• [Directions]: Identify each line below that contains the word "года", and copy it out.

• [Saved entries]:
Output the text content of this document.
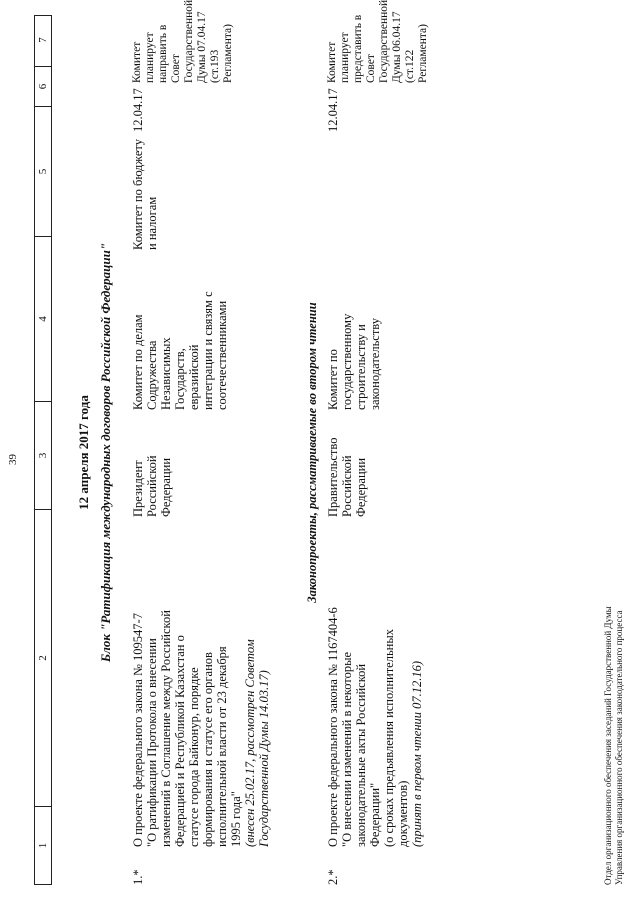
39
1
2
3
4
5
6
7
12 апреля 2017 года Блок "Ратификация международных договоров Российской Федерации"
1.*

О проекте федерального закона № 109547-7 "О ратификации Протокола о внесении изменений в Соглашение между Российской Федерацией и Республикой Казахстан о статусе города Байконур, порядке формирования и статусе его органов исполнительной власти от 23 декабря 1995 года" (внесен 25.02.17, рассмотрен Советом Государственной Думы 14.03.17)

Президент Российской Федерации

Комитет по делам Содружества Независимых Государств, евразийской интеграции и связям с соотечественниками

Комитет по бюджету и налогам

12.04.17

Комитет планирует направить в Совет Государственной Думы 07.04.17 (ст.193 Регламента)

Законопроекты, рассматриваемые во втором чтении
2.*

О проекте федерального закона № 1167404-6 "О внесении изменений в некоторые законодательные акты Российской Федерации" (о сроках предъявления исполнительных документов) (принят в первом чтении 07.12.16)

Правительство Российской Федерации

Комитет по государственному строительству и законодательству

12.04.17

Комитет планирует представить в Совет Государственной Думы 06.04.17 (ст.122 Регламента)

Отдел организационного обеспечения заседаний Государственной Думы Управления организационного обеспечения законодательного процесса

• [Solution]:
12 апреля 2017 года Блок "Ратификация международных договоров Российской Федерации"
О проекте федерального закона № 109547-7 "О ратификации Протокола о внесении изменений в Соглашение между Российской Федерацией и Республикой Казахстан о статусе города Байконур, порядке формирования и статусе его органов исполнительной власти от 23 декабря 1995 года" (внесен 25.02.17, рассмотрен Советом Государственной Думы 14.03.17)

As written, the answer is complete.